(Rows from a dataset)
------

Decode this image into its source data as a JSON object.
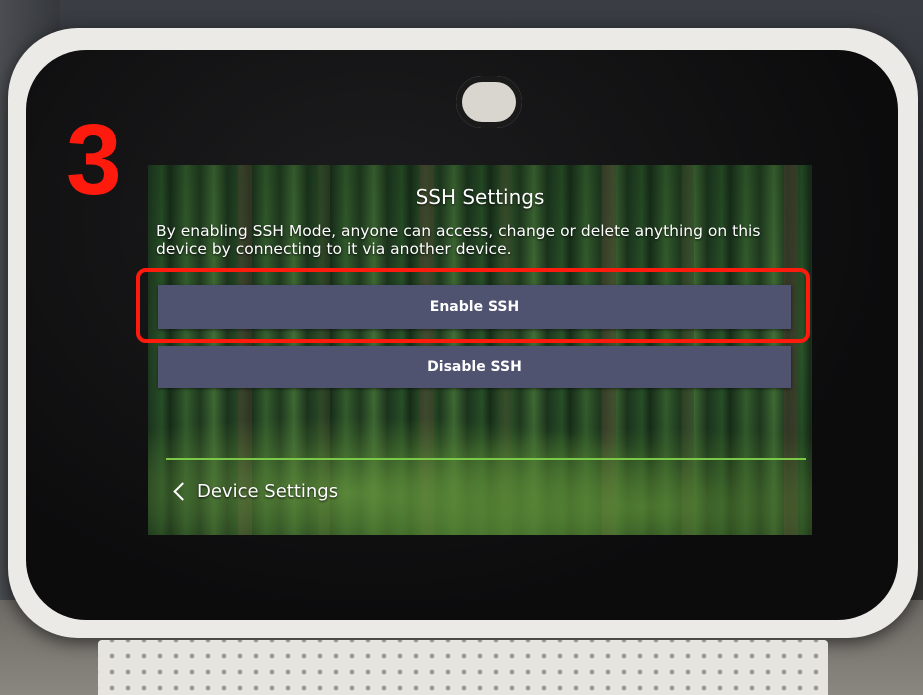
{
  "screen": {
    "title": "SSH Settings",
    "description": "By enabling SSH Mode, anyone can access, change or delete anything on this device by connecting to it via another device.",
    "buttons": {
      "enable_label": "Enable SSH",
      "disable_label": "Disable SSH"
    },
    "back": {
      "label": "Device Settings",
      "icon": "chevron-left-icon"
    }
  },
  "annotation": {
    "step_number": "3",
    "highlight_color": "#ff1a0e"
  },
  "colors": {
    "button_bg": "#4f5370",
    "divider": "#7cc94a"
  }
}
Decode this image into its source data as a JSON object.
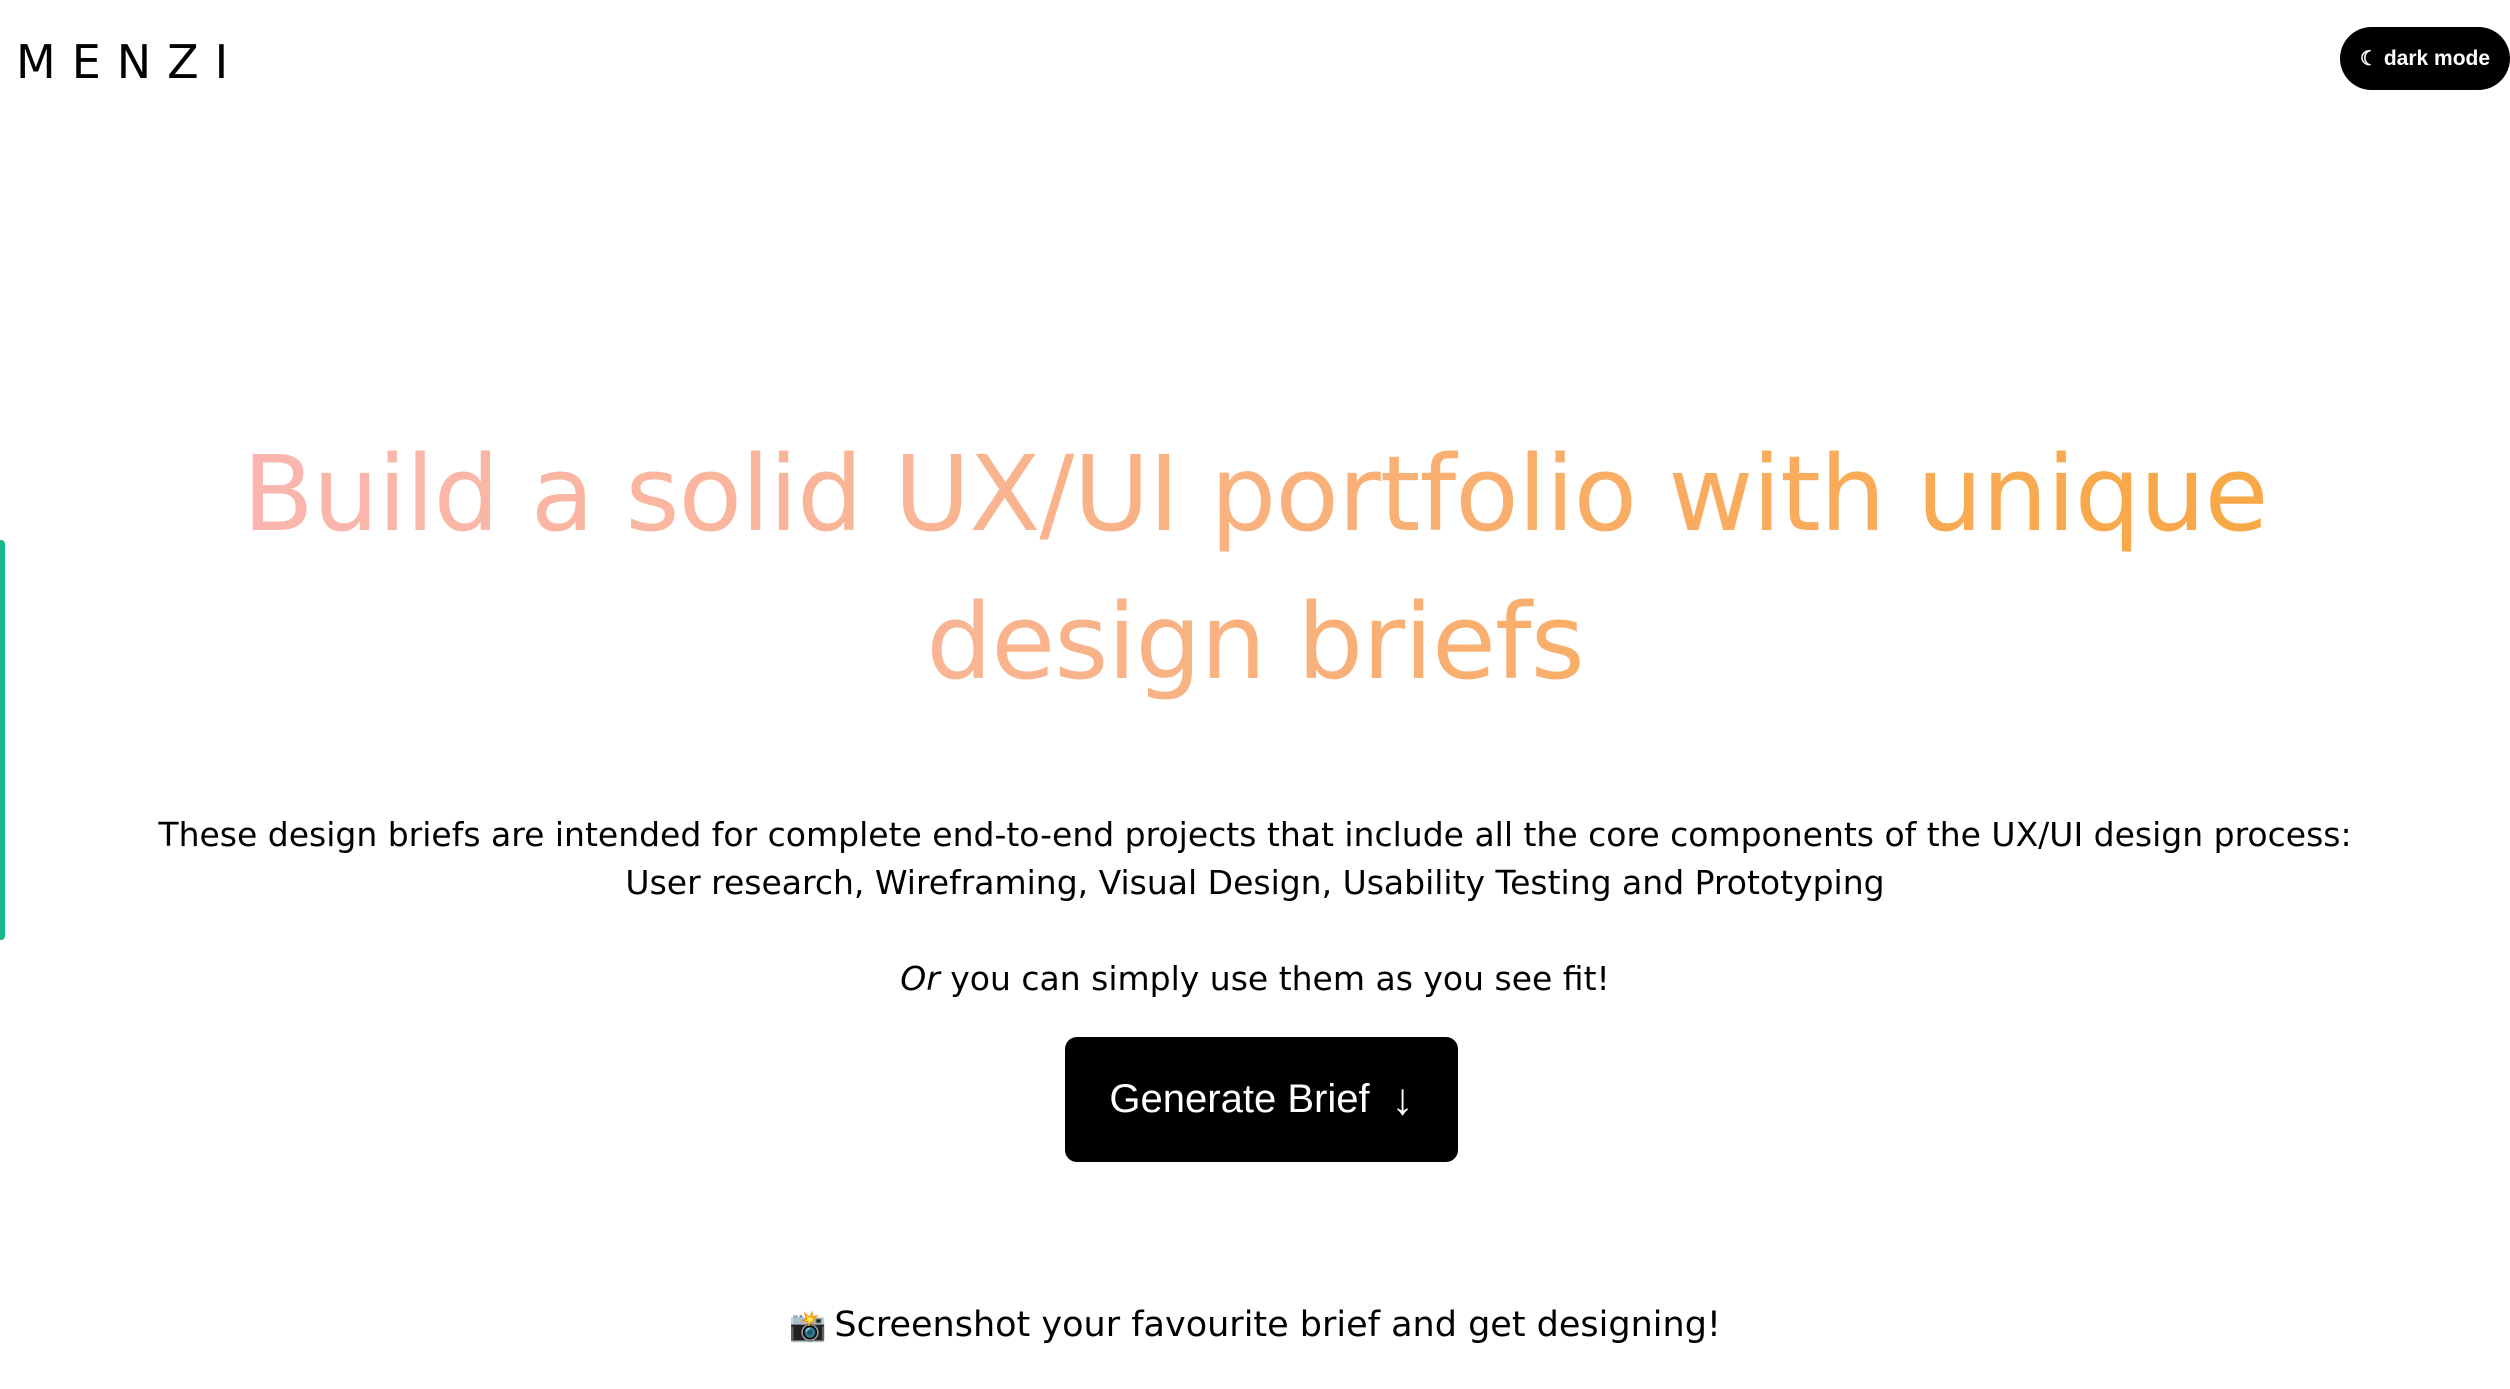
{
  "header": {
    "logo_text": "MENZI",
    "dark_mode_icon": "moon-icon",
    "dark_mode_glyph": "☾",
    "dark_mode_label": "dark mode"
  },
  "hero": {
    "title": "Build a solid UX/UI portfolio with unique design briefs",
    "description_line1": "These design briefs are intended for complete end-to-end projects that include all the core components of the UX/UI design process:",
    "description_line2": "User research, Wireframing, Visual Design, Usability Testing and Prototyping",
    "alt_emphasis": "Or",
    "alt_rest": " you can simply use them as you see fit!",
    "generate_label": "Generate Brief",
    "generate_icon": "arrow-down-icon",
    "generate_glyph": "↓",
    "tip_icon": "camera-icon",
    "tip_glyph": "📸",
    "tip_text": "Screenshot your favourite brief and get designing!"
  },
  "colors": {
    "title_gradient_start": "#fbb7b5",
    "title_gradient_end": "#f8a63c",
    "side_tab": "#17b78e",
    "button_bg": "#000000"
  }
}
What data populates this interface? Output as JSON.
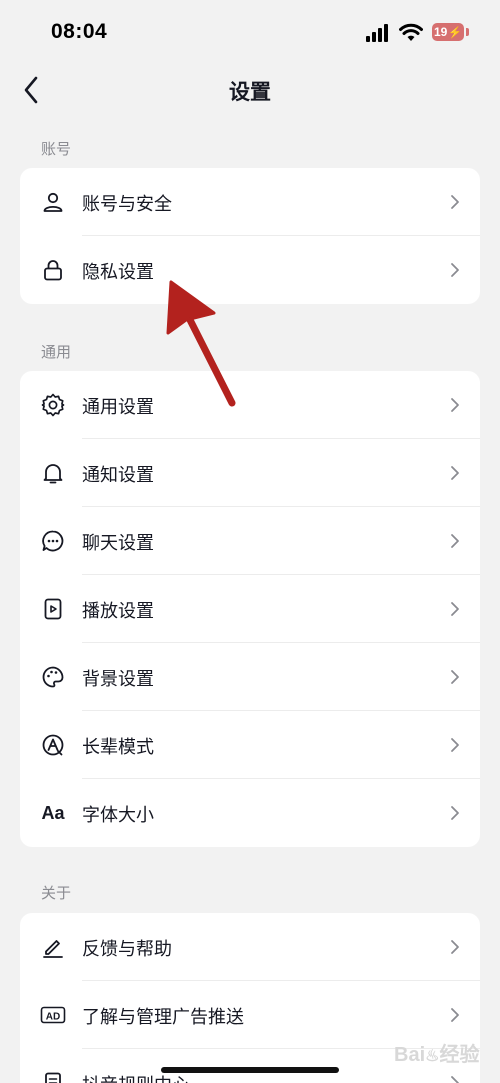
{
  "status_bar": {
    "time": "08:04",
    "battery": "19"
  },
  "nav": {
    "title": "设置"
  },
  "sections": {
    "account": {
      "title": "账号",
      "items": [
        {
          "label": "账号与安全",
          "icon": "user-icon"
        },
        {
          "label": "隐私设置",
          "icon": "lock-icon"
        }
      ]
    },
    "general": {
      "title": "通用",
      "items": [
        {
          "label": "通用设置",
          "icon": "gear-icon"
        },
        {
          "label": "通知设置",
          "icon": "bell-icon"
        },
        {
          "label": "聊天设置",
          "icon": "chat-bubble-icon"
        },
        {
          "label": "播放设置",
          "icon": "play-icon"
        },
        {
          "label": "背景设置",
          "icon": "palette-icon"
        },
        {
          "label": "长辈模式",
          "icon": "elder-mode-icon"
        },
        {
          "label": "字体大小",
          "icon": "font-size-icon",
          "icon_text": "Aa"
        }
      ]
    },
    "about": {
      "title": "关于",
      "items": [
        {
          "label": "反馈与帮助",
          "icon": "pen-icon"
        },
        {
          "label": "了解与管理广告推送",
          "icon": "ad-icon",
          "icon_text": "AD"
        },
        {
          "label": "抖音规则中心",
          "icon": "document-icon"
        }
      ]
    }
  },
  "annotation": {
    "arrow_color": "#b3221e"
  },
  "colors": {
    "background": "#f2f2f2",
    "card": "#ffffff",
    "text": "#161823",
    "section_title": "#8a8b91",
    "battery": "#d66f6f"
  }
}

------

**SHORT PROBLEM**
With the pictures left out, transcribe the material exactly.

**RESPONSE**
Decode this image into its source data as a JSON object.
{
  "screen": {
    "title": "SSH Settings",
    "description": "By enabling SSH Mode, anyone can access, change or delete anything on this device by connecting to it via another device.",
    "buttons": {
      "enable_label": "Enable SSH",
      "disable_label": "Disable SSH"
    },
    "back": {
      "label": "Device Settings",
      "icon": "chevron-left-icon"
    }
  },
  "annotation": {
    "step_number": "3",
    "highlight_color": "#ff1a0e"
  },
  "colors": {
    "button_bg": "#4f5370",
    "divider": "#7cc94a"
  }
}
Decode this image into its source data as a JSON object.
{
  "header": {
    "logo_text": "MENZI",
    "dark_mode_icon": "moon-icon",
    "dark_mode_glyph": "☾",
    "dark_mode_label": "dark mode"
  },
  "hero": {
    "title": "Build a solid UX/UI portfolio with unique design briefs",
    "description_line1": "These design briefs are intended for complete end-to-end projects that include all the core components of the UX/UI design process:",
    "description_line2": "User research, Wireframing, Visual Design, Usability Testing and Prototyping",
    "alt_emphasis": "Or",
    "alt_rest": " you can simply use them as you see fit!",
    "generate_label": "Generate Brief",
    "generate_icon": "arrow-down-icon",
    "generate_glyph": "↓",
    "tip_icon": "camera-icon",
    "tip_glyph": "📸",
    "tip_text": "Screenshot your favourite brief and get designing!"
  },
  "colors": {
    "title_gradient_start": "#fbb7b5",
    "title_gradient_end": "#f8a63c",
    "side_tab": "#17b78e",
    "button_bg": "#000000"
  }
}
What data populates this interface? Output as JSON.
{
  "status_bar": {
    "time": "08:04",
    "battery": "19"
  },
  "nav": {
    "title": "设置"
  },
  "sections": {
    "account": {
      "title": "账号",
      "items": [
        {
          "label": "账号与安全",
          "icon": "user-icon"
        },
        {
          "label": "隐私设置",
          "icon": "lock-icon"
        }
      ]
    },
    "general": {
      "title": "通用",
      "items": [
        {
          "label": "通用设置",
          "icon": "gear-icon"
        },
        {
          "label": "通知设置",
          "icon": "bell-icon"
        },
        {
          "label": "聊天设置",
          "icon": "chat-bubble-icon"
        },
        {
          "label": "播放设置",
          "icon": "play-icon"
        },
        {
          "label": "背景设置",
          "icon": "palette-icon"
        },
        {
          "label": "长辈模式",
          "icon": "elder-mode-icon"
        },
        {
          "label": "字体大小",
          "icon": "font-size-icon",
          "icon_text": "Aa"
        }
      ]
    },
    "about": {
      "title": "关于",
      "items": [
        {
          "label": "反馈与帮助",
          "icon": "pen-icon"
        },
        {
          "label": "了解与管理广告推送",
          "icon": "ad-icon",
          "icon_text": "AD"
        },
        {
          "label": "抖音规则中心",
          "icon": "document-icon"
        }
      ]
    }
  },
  "annotation": {
    "arrow_color": "#b3221e"
  },
  "colors": {
    "background": "#f2f2f2",
    "card": "#ffffff",
    "text": "#161823",
    "section_title": "#8a8b91",
    "battery": "#d66f6f"
  }
}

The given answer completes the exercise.